EXERCISE DIRECTIONS: Restate the material word for word and leave out anything that is a picture.

(Collection entries)
○ ○ ○ ○ ○ ○ ○
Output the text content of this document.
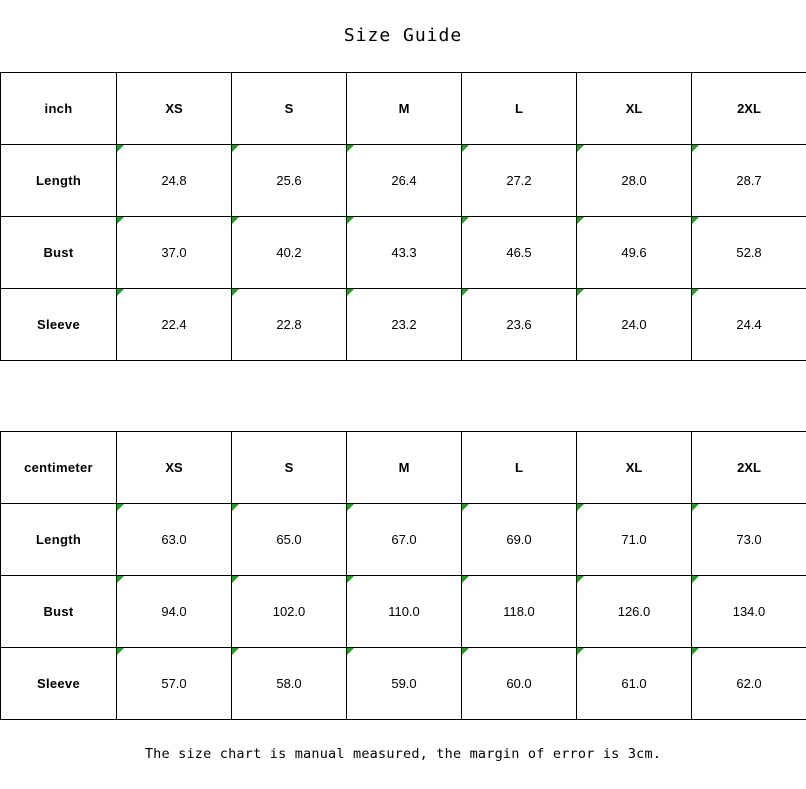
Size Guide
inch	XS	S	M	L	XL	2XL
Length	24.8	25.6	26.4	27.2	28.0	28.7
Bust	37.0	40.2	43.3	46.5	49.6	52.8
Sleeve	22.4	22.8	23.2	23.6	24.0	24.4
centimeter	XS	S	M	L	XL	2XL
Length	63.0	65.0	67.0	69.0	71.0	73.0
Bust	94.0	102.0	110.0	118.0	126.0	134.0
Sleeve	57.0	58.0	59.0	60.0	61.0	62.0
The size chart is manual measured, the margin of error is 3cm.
○ ○ ○ ○ ○ ○ ○
SOLVED PROBLEM:
Output the text content of this document.
Size Guide
inch	XS	S	M	L	XL	2XL
Length	24.8	25.6	26.4	27.2	28.0	28.7
Bust	37.0	40.2	43.3	46.5	49.6	52.8
Sleeve	22.4	22.8	23.2	23.6	24.0	24.4
centimeter	XS	S	M	L	XL	2XL
Length	63.0	65.0	67.0	69.0	71.0	73.0
Bust	94.0	102.0	110.0	118.0	126.0	134.0
Sleeve	57.0	58.0	59.0	60.0	61.0	62.0
The size chart is manual measured, the margin of error is 3cm.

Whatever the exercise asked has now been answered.